### Problem statement
The answer must be every line below that contains the string "para".

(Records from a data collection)
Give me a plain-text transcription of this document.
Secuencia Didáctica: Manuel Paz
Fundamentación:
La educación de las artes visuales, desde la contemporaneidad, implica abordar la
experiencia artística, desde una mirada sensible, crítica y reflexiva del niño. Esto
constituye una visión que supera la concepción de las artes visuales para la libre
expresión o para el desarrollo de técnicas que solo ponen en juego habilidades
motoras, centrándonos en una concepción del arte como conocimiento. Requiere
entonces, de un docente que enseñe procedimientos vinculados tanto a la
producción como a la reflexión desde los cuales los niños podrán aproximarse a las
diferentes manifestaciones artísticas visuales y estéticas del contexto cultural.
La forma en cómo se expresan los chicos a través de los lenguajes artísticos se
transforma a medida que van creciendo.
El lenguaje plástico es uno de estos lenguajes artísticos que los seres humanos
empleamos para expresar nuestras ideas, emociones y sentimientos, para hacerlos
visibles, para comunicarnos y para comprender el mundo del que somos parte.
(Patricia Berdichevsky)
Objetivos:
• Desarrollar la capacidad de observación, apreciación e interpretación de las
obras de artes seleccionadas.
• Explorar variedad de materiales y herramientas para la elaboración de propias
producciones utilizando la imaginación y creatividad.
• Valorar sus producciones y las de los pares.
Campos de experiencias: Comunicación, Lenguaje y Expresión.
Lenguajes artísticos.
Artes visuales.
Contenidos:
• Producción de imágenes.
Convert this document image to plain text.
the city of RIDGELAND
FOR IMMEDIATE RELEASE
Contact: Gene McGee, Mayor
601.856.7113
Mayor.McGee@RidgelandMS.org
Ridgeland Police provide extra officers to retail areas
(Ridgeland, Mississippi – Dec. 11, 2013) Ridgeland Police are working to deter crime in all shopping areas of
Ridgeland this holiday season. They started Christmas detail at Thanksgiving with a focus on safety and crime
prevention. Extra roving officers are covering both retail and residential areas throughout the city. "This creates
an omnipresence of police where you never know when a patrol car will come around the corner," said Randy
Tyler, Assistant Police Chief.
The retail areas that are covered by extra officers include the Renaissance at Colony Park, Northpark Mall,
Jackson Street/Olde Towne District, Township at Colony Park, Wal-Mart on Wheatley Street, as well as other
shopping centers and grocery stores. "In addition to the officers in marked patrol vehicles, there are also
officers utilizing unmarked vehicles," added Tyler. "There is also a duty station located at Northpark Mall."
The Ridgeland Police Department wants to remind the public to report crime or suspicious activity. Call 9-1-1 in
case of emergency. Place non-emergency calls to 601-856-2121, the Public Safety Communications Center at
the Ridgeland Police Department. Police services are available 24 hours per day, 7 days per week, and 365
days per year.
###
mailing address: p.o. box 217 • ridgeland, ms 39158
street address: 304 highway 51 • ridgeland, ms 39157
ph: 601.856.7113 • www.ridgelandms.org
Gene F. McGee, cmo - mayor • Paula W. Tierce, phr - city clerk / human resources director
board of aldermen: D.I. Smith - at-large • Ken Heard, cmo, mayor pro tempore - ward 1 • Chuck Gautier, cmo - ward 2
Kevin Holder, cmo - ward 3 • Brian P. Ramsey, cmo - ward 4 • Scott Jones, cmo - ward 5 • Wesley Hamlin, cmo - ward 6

### Solution to the exercise
constituye una visión que supera la concepción de las artes visuales para la libre
expresión o para el desarrollo de técnicas que solo ponen en juego habilidades
empleamos para expresar nuestras ideas, emociones y sentimientos, para hacerlos
visibles, para comunicarnos y para comprender el mundo del que somos parte.
• Explorar variedad de materiales y herramientas para la elaboración de propias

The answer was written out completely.